→ What needs to be done
Which lines in the records below contain the word "ffffff"? Copy each of them.
+++
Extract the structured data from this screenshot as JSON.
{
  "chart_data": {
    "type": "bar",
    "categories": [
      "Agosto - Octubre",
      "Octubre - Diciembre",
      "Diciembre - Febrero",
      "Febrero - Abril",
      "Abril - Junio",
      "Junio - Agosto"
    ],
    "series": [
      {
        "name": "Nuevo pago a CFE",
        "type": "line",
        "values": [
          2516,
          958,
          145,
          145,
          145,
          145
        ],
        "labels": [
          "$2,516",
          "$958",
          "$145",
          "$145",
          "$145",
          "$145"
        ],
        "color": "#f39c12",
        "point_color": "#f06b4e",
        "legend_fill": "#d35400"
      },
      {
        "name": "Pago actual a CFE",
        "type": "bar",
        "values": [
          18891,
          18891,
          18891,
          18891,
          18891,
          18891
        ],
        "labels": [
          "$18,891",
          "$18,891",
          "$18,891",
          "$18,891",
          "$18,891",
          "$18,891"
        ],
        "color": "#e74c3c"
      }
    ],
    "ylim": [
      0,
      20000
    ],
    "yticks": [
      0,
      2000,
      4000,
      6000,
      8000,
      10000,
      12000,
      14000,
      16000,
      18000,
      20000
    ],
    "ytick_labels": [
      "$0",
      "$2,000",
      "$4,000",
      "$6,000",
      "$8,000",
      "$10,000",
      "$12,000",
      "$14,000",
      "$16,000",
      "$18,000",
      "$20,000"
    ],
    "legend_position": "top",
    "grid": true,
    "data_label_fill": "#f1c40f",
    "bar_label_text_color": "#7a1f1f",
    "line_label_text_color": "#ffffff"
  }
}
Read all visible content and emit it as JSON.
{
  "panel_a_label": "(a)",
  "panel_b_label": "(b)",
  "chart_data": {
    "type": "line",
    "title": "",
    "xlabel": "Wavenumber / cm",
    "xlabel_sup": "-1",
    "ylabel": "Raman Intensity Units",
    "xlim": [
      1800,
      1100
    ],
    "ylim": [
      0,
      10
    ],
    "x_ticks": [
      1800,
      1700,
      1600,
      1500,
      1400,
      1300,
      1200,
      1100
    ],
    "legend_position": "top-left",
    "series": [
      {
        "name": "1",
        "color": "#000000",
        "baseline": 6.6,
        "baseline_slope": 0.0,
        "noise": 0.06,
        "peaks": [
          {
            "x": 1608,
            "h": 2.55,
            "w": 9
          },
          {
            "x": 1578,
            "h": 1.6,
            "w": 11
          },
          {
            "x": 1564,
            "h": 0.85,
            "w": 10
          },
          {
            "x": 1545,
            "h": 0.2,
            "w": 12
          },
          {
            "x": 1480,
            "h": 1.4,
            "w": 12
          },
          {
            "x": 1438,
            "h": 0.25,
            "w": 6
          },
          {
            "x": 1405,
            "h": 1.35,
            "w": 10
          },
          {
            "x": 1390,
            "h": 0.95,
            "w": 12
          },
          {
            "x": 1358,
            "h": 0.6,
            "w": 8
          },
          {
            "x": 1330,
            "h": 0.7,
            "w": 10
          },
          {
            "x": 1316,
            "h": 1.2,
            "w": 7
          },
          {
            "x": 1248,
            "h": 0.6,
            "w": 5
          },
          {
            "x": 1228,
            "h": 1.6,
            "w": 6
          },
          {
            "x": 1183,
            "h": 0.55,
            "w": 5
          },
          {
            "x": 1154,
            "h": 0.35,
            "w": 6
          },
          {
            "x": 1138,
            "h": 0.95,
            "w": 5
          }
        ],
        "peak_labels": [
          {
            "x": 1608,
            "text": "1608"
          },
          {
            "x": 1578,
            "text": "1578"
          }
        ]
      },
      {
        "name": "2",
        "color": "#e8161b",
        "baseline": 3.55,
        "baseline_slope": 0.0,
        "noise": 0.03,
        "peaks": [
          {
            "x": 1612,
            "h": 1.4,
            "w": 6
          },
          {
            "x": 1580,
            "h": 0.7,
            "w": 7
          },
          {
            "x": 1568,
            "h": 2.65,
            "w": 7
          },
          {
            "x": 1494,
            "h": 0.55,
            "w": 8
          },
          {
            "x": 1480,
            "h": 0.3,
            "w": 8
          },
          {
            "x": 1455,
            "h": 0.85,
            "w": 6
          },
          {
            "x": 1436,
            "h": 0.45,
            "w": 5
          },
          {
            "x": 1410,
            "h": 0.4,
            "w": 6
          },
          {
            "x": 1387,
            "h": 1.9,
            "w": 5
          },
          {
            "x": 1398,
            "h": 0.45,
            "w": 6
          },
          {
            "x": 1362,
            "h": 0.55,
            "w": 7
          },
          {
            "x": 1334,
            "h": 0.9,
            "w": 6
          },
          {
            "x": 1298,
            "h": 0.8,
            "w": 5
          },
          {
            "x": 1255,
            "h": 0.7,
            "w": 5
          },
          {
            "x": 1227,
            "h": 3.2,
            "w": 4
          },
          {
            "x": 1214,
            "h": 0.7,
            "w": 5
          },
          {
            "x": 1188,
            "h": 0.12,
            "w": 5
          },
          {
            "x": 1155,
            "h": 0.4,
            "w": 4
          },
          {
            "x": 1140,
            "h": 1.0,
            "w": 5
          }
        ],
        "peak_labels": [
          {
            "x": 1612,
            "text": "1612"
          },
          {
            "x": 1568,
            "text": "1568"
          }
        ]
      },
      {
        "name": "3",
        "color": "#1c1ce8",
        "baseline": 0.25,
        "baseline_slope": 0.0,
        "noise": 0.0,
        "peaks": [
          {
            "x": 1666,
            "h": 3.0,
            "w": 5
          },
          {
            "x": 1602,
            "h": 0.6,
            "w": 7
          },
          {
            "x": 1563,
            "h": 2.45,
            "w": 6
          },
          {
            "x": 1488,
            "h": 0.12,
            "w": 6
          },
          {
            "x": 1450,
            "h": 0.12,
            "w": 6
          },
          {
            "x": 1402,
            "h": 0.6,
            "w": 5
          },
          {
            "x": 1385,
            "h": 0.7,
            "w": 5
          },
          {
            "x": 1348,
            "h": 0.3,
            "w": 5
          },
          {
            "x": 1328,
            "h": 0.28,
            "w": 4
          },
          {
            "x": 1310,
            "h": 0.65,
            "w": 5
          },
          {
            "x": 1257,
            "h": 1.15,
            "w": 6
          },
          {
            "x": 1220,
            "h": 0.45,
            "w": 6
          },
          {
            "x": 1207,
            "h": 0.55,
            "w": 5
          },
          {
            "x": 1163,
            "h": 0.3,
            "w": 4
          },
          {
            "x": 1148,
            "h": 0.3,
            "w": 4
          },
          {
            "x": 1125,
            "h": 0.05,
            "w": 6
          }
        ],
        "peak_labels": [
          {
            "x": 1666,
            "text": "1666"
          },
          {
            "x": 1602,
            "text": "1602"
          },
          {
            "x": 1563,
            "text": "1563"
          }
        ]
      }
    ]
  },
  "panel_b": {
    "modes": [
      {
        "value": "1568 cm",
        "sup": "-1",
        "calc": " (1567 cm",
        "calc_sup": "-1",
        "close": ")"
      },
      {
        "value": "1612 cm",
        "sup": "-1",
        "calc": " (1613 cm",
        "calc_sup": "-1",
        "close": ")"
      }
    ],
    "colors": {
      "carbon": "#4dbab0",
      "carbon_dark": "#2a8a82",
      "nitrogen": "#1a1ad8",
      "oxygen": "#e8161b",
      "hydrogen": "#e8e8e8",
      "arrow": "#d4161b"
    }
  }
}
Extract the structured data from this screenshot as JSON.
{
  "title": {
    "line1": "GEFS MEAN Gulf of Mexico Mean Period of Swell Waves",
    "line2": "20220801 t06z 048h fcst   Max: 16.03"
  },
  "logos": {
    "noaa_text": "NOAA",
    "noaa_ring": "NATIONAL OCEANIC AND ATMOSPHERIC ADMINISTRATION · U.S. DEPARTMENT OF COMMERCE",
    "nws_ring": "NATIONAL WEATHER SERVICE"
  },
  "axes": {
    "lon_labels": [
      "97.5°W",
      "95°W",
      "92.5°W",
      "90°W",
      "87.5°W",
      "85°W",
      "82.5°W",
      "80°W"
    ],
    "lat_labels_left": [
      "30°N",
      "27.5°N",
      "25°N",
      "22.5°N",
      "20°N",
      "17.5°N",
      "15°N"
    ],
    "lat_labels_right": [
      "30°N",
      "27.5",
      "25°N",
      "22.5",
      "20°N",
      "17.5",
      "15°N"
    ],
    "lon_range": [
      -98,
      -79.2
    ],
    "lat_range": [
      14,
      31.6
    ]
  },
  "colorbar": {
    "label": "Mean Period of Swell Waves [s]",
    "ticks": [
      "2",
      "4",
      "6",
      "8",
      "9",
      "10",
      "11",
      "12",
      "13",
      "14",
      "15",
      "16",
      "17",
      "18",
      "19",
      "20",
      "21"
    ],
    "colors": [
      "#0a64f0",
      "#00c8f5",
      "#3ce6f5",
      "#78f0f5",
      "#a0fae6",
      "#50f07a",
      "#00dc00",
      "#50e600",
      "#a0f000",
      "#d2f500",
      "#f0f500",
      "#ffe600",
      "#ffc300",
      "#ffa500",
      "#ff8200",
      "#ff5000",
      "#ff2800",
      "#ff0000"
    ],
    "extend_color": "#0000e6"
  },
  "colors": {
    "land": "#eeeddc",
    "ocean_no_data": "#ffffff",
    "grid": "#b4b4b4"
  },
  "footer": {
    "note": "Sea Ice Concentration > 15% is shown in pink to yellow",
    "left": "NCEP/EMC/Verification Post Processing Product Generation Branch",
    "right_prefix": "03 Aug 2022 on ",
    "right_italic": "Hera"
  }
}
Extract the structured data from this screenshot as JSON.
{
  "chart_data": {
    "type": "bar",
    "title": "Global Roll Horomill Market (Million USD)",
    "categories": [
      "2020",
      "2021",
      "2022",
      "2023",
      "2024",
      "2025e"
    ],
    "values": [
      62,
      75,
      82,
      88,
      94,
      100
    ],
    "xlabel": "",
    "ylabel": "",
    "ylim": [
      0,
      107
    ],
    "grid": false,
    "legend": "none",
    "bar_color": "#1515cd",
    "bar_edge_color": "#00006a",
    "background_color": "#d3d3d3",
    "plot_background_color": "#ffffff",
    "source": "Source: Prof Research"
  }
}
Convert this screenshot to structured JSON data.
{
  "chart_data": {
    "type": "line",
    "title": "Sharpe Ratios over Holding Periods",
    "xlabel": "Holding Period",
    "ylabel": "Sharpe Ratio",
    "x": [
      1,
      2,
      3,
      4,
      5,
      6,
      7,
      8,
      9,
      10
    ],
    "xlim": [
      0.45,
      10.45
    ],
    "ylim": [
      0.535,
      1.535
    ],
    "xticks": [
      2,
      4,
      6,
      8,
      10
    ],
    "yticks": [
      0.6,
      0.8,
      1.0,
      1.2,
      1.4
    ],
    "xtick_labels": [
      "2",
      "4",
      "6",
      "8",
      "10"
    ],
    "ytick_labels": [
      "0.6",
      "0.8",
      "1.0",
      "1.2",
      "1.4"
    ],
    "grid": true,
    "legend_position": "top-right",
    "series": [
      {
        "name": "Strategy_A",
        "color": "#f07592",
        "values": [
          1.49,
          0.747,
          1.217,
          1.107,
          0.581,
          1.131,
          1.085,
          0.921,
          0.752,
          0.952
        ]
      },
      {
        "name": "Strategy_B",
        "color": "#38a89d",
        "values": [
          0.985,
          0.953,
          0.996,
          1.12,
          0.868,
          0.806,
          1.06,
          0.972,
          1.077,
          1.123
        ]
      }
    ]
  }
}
+++
→ Problem solution
    "line_label_text_color": "#ffffff"
    "ocean_no_data": "#ffffff",
    "plot_background_color": "#ffffff",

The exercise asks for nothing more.